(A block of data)
☆ ☆ ☆ ☆ ☆

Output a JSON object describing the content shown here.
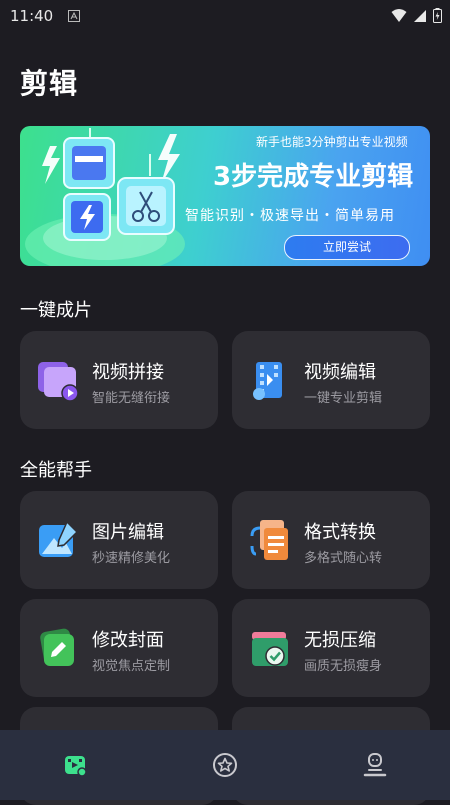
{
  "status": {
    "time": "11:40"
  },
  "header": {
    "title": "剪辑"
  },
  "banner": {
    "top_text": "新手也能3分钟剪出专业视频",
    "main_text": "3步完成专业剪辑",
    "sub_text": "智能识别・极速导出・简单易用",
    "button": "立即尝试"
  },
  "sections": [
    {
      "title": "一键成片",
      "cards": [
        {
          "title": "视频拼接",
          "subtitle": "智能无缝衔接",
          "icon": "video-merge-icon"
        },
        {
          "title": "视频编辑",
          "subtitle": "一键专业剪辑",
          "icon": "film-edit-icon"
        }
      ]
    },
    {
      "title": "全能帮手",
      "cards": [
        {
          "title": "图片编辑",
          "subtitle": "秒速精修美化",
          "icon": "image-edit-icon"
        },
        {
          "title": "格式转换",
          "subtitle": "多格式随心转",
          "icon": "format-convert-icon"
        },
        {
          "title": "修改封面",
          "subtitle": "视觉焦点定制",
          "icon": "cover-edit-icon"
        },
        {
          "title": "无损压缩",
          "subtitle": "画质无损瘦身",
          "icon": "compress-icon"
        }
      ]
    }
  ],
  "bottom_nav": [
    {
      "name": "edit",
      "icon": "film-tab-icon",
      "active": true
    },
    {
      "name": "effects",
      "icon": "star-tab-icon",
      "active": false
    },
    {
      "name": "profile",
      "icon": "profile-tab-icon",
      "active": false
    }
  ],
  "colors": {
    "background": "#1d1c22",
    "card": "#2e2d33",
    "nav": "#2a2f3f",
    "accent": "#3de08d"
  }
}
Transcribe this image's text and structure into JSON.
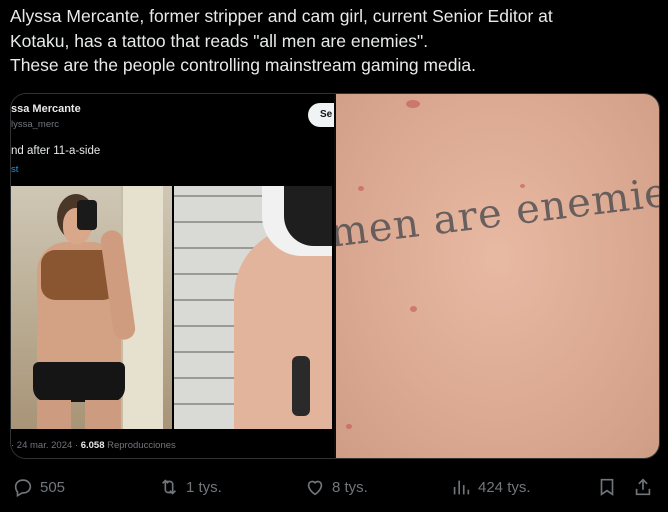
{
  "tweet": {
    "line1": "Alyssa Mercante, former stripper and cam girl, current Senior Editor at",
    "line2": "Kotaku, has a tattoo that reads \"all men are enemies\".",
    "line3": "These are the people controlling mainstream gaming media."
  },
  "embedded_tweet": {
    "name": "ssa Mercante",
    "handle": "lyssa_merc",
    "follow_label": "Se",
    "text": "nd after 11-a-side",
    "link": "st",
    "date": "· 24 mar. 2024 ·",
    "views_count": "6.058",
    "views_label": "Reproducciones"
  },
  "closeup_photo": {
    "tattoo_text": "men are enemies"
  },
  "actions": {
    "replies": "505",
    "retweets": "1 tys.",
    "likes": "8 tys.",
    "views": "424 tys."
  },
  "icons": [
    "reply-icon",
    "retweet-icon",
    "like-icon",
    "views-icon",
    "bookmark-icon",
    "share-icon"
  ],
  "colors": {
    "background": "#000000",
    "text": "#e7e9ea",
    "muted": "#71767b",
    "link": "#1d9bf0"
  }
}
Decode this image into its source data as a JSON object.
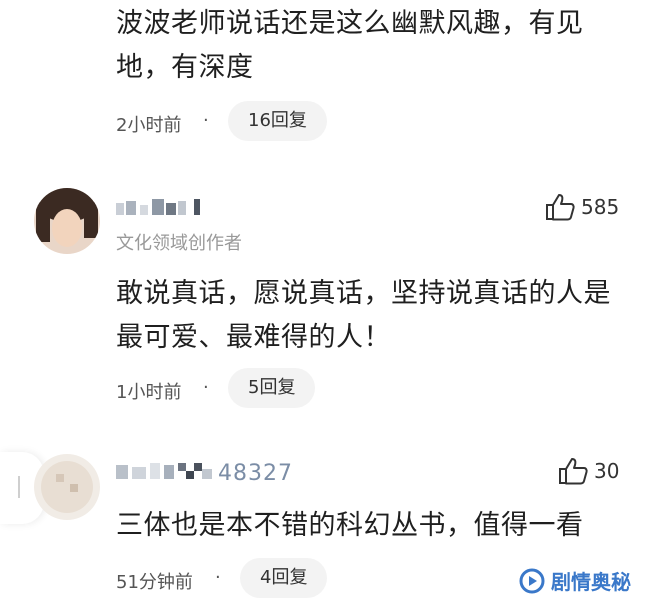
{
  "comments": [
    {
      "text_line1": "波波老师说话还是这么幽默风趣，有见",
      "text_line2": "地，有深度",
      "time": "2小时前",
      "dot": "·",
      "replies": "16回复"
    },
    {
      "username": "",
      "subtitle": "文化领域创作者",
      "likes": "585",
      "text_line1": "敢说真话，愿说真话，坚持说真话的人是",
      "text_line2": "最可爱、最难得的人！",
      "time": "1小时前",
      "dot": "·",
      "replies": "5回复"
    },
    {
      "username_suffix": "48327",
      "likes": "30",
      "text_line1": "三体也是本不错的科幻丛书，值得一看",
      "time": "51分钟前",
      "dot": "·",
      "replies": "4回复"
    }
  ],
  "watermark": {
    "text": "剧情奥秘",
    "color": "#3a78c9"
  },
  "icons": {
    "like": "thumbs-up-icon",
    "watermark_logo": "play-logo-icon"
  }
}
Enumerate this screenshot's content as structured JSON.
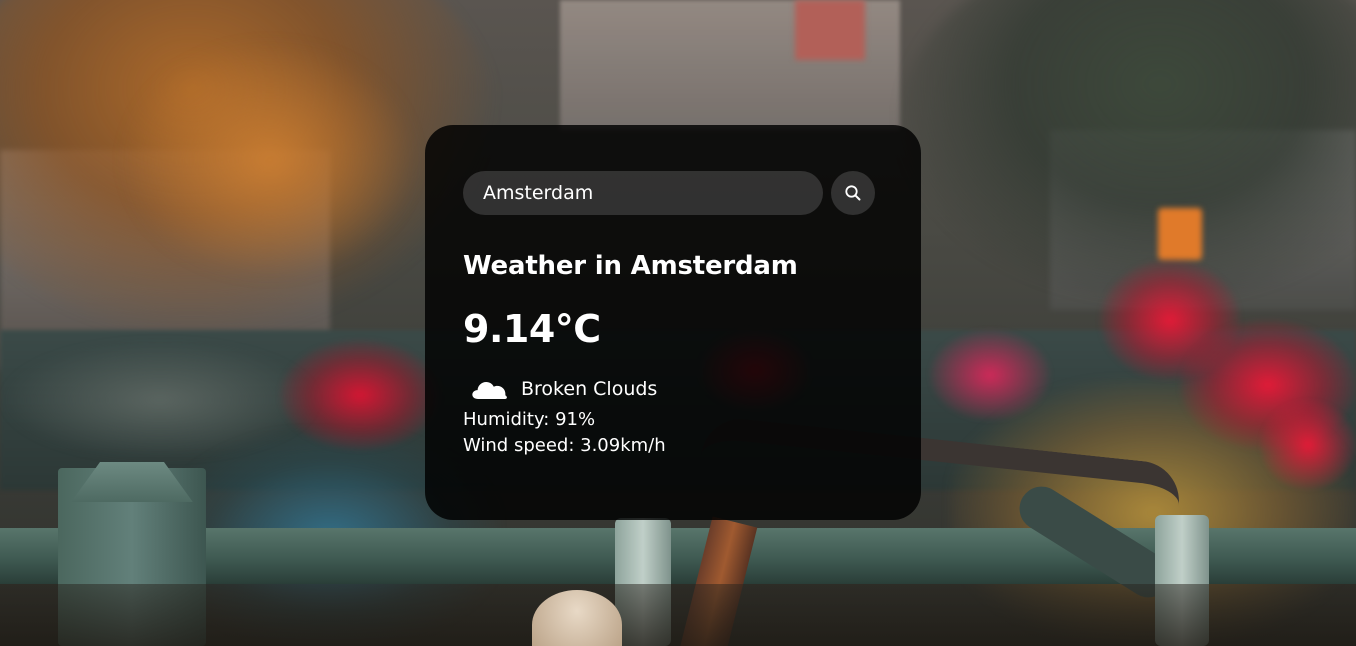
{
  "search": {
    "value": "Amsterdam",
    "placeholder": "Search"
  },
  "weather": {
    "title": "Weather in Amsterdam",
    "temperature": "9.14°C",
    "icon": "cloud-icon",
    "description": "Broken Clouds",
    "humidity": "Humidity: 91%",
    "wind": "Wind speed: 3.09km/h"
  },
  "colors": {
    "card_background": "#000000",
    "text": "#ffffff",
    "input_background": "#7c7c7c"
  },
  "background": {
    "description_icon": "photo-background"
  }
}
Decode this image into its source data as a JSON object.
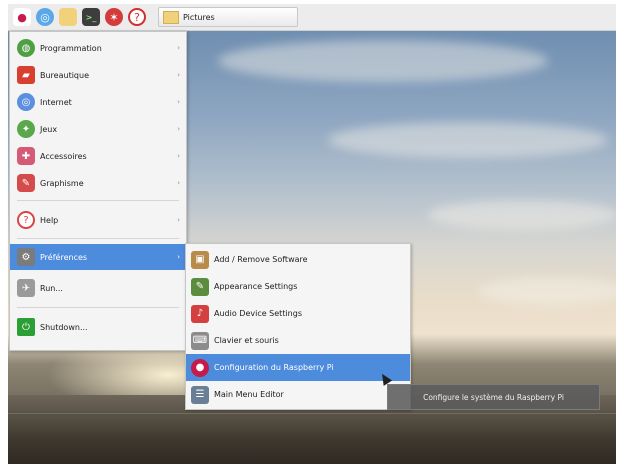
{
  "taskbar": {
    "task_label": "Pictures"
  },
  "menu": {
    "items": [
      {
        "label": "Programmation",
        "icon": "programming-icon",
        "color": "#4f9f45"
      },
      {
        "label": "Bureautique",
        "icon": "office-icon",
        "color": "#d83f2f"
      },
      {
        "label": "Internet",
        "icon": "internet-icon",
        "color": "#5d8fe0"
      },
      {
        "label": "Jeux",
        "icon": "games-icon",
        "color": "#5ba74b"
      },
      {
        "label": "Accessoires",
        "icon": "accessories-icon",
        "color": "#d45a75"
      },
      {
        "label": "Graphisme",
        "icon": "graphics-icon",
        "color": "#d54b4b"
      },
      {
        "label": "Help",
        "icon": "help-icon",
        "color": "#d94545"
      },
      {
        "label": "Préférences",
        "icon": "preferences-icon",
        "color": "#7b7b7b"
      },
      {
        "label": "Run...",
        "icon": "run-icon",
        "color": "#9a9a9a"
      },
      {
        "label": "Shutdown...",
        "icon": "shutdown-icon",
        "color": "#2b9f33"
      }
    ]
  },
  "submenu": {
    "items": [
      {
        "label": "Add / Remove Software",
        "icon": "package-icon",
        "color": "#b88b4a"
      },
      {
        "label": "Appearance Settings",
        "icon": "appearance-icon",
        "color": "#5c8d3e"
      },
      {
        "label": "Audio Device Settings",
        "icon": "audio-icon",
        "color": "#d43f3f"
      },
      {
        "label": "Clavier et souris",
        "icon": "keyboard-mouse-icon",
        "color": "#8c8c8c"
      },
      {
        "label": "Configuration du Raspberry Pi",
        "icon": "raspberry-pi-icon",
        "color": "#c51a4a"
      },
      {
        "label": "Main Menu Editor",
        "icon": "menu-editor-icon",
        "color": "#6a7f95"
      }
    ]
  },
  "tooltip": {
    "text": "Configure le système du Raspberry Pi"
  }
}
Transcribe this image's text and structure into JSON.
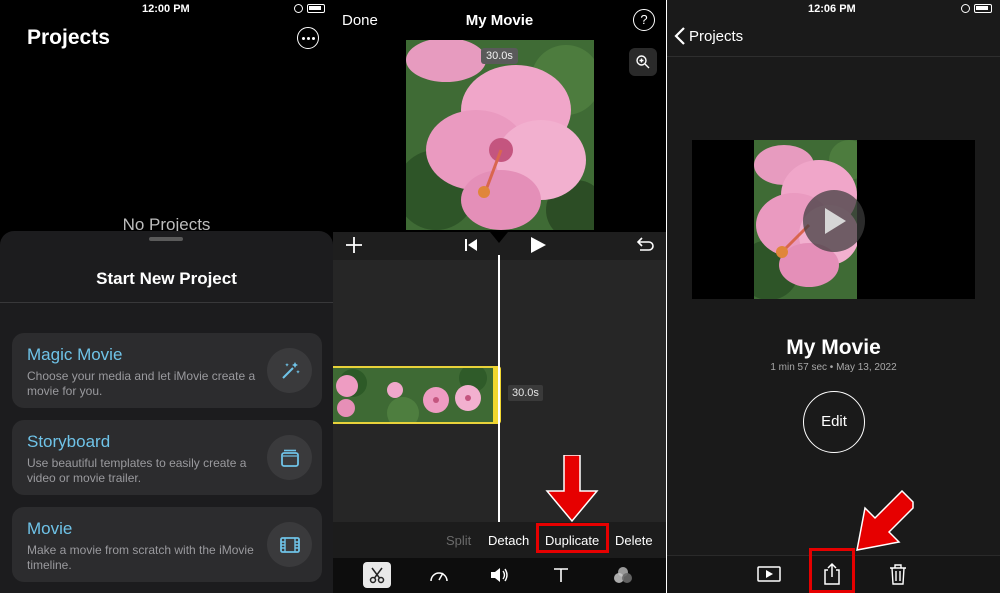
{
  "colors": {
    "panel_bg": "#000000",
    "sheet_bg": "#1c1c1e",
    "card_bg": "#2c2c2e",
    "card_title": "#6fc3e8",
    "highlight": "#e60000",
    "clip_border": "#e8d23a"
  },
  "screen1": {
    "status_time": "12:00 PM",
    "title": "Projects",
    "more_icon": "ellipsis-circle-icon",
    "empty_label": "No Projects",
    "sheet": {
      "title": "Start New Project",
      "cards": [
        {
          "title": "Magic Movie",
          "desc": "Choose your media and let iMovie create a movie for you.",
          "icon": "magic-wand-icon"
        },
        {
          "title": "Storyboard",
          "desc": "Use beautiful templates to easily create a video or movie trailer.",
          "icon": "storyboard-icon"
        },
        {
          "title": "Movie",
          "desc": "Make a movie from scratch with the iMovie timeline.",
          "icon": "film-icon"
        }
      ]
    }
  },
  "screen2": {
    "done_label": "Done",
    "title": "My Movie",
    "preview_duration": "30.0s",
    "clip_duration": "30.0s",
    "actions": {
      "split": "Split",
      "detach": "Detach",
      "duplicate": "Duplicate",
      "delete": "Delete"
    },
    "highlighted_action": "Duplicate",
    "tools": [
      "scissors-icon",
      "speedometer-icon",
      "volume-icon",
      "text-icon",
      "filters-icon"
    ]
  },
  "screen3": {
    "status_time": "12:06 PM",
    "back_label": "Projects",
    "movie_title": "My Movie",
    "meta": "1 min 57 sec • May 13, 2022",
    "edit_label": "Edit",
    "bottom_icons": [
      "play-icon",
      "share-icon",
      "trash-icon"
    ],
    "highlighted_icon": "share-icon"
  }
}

☆ ☆ ☆ ☆ ☆

What is asked
Print the whole listing above once more, word for word, without its pictures.

Exercise output
Output a JSON object describing the content shown here.
{
  "status": {
    "time": "11:40"
  },
  "header": {
    "title": "剪辑"
  },
  "banner": {
    "top_text": "新手也能3分钟剪出专业视频",
    "main_text": "3步完成专业剪辑",
    "sub_text": "智能识别・极速导出・简单易用",
    "button": "立即尝试"
  },
  "sections": [
    {
      "title": "一键成片",
      "cards": [
        {
          "title": "视频拼接",
          "subtitle": "智能无缝衔接",
          "icon": "video-merge-icon"
        },
        {
          "title": "视频编辑",
          "subtitle": "一键专业剪辑",
          "icon": "film-edit-icon"
        }
      ]
    },
    {
      "title": "全能帮手",
      "cards": [
        {
          "title": "图片编辑",
          "subtitle": "秒速精修美化",
          "icon": "image-edit-icon"
        },
        {
          "title": "格式转换",
          "subtitle": "多格式随心转",
          "icon": "format-convert-icon"
        },
        {
          "title": "修改封面",
          "subtitle": "视觉焦点定制",
          "icon": "cover-edit-icon"
        },
        {
          "title": "无损压缩",
          "subtitle": "画质无损瘦身",
          "icon": "compress-icon"
        }
      ]
    }
  ],
  "bottom_nav": [
    {
      "name": "edit",
      "icon": "film-tab-icon",
      "active": true
    },
    {
      "name": "effects",
      "icon": "star-tab-icon",
      "active": false
    },
    {
      "name": "profile",
      "icon": "profile-tab-icon",
      "active": false
    }
  ],
  "colors": {
    "background": "#1d1c22",
    "card": "#2e2d33",
    "nav": "#2a2f3f",
    "accent": "#3de08d"
  }
}
Transcribe this image's text and structure into JSON.
{
  "tweet": {
    "line1": "Alyssa Mercante, former stripper and cam girl, current Senior Editor at",
    "line2": "Kotaku, has a tattoo that reads \"all men are enemies\".",
    "line3": "These are the people controlling mainstream gaming media."
  },
  "embedded_tweet": {
    "name": "ssa Mercante",
    "handle": "lyssa_merc",
    "follow_label": "Se",
    "text": "nd after 11-a-side",
    "link": "st",
    "date": "· 24 mar. 2024 ·",
    "views_count": "6.058",
    "views_label": "Reproducciones"
  },
  "closeup_photo": {
    "tattoo_text": "men are enemies"
  },
  "actions": {
    "replies": "505",
    "retweets": "1 tys.",
    "likes": "8 tys.",
    "views": "424 tys."
  },
  "icons": [
    "reply-icon",
    "retweet-icon",
    "like-icon",
    "views-icon",
    "bookmark-icon",
    "share-icon"
  ],
  "colors": {
    "background": "#000000",
    "text": "#e7e9ea",
    "muted": "#71767b",
    "link": "#1d9bf0"
  }
}
Decode this image into its source data as a JSON object.
{
  "comments": [
    {
      "text_line1": "波波老师说话还是这么幽默风趣，有见",
      "text_line2": "地，有深度",
      "time": "2小时前",
      "dot": "·",
      "replies": "16回复"
    },
    {
      "username": "",
      "subtitle": "文化领域创作者",
      "likes": "585",
      "text_line1": "敢说真话，愿说真话，坚持说真话的人是",
      "text_line2": "最可爱、最难得的人！",
      "time": "1小时前",
      "dot": "·",
      "replies": "5回复"
    },
    {
      "username_suffix": "48327",
      "likes": "30",
      "text_line1": "三体也是本不错的科幻丛书，值得一看",
      "time": "51分钟前",
      "dot": "·",
      "replies": "4回复"
    }
  ],
  "watermark": {
    "text": "剧情奥秘",
    "color": "#3a78c9"
  },
  "icons": {
    "like": "thumbs-up-icon",
    "watermark_logo": "play-logo-icon"
  }
}
Enumerate this screenshot's content as structured JSON.
{
  "search": {
    "value": "Amsterdam",
    "placeholder": "Search"
  },
  "weather": {
    "title": "Weather in Amsterdam",
    "temperature": "9.14°C",
    "icon": "cloud-icon",
    "description": "Broken Clouds",
    "humidity": "Humidity: 91%",
    "wind": "Wind speed: 3.09km/h"
  },
  "colors": {
    "card_background": "#000000",
    "text": "#ffffff",
    "input_background": "#7c7c7c"
  },
  "background": {
    "description_icon": "photo-background"
  }
}
Decode this image into its source data as a JSON object.
{
  "taskbar": {
    "task_label": "Pictures"
  },
  "menu": {
    "items": [
      {
        "label": "Programmation",
        "icon": "programming-icon",
        "color": "#4f9f45"
      },
      {
        "label": "Bureautique",
        "icon": "office-icon",
        "color": "#d83f2f"
      },
      {
        "label": "Internet",
        "icon": "internet-icon",
        "color": "#5d8fe0"
      },
      {
        "label": "Jeux",
        "icon": "games-icon",
        "color": "#5ba74b"
      },
      {
        "label": "Accessoires",
        "icon": "accessories-icon",
        "color": "#d45a75"
      },
      {
        "label": "Graphisme",
        "icon": "graphics-icon",
        "color": "#d54b4b"
      },
      {
        "label": "Help",
        "icon": "help-icon",
        "color": "#d94545"
      },
      {
        "label": "Préférences",
        "icon": "preferences-icon",
        "color": "#7b7b7b"
      },
      {
        "label": "Run...",
        "icon": "run-icon",
        "color": "#9a9a9a"
      },
      {
        "label": "Shutdown...",
        "icon": "shutdown-icon",
        "color": "#2b9f33"
      }
    ]
  },
  "submenu": {
    "items": [
      {
        "label": "Add / Remove Software",
        "icon": "package-icon",
        "color": "#b88b4a"
      },
      {
        "label": "Appearance Settings",
        "icon": "appearance-icon",
        "color": "#5c8d3e"
      },
      {
        "label": "Audio Device Settings",
        "icon": "audio-icon",
        "color": "#d43f3f"
      },
      {
        "label": "Clavier et souris",
        "icon": "keyboard-mouse-icon",
        "color": "#8c8c8c"
      },
      {
        "label": "Configuration du Raspberry Pi",
        "icon": "raspberry-pi-icon",
        "color": "#c51a4a"
      },
      {
        "label": "Main Menu Editor",
        "icon": "menu-editor-icon",
        "color": "#6a7f95"
      }
    ]
  },
  "tooltip": {
    "text": "Configure le système du Raspberry Pi"
  }
}
Transcribe this image's text and structure into JSON.
{
  "colors": {
    "panel_bg": "#000000",
    "sheet_bg": "#1c1c1e",
    "card_bg": "#2c2c2e",
    "card_title": "#6fc3e8",
    "highlight": "#e60000",
    "clip_border": "#e8d23a"
  },
  "screen1": {
    "status_time": "12:00 PM",
    "title": "Projects",
    "more_icon": "ellipsis-circle-icon",
    "empty_label": "No Projects",
    "sheet": {
      "title": "Start New Project",
      "cards": [
        {
          "title": "Magic Movie",
          "desc": "Choose your media and let iMovie create a movie for you.",
          "icon": "magic-wand-icon"
        },
        {
          "title": "Storyboard",
          "desc": "Use beautiful templates to easily create a video or movie trailer.",
          "icon": "storyboard-icon"
        },
        {
          "title": "Movie",
          "desc": "Make a movie from scratch with the iMovie timeline.",
          "icon": "film-icon"
        }
      ]
    }
  },
  "screen2": {
    "done_label": "Done",
    "title": "My Movie",
    "preview_duration": "30.0s",
    "clip_duration": "30.0s",
    "actions": {
      "split": "Split",
      "detach": "Detach",
      "duplicate": "Duplicate",
      "delete": "Delete"
    },
    "highlighted_action": "Duplicate",
    "tools": [
      "scissors-icon",
      "speedometer-icon",
      "volume-icon",
      "text-icon",
      "filters-icon"
    ]
  },
  "screen3": {
    "status_time": "12:06 PM",
    "back_label": "Projects",
    "movie_title": "My Movie",
    "meta": "1 min 57 sec • May 13, 2022",
    "edit_label": "Edit",
    "bottom_icons": [
      "play-icon",
      "share-icon",
      "trash-icon"
    ],
    "highlighted_icon": "share-icon"
  }
}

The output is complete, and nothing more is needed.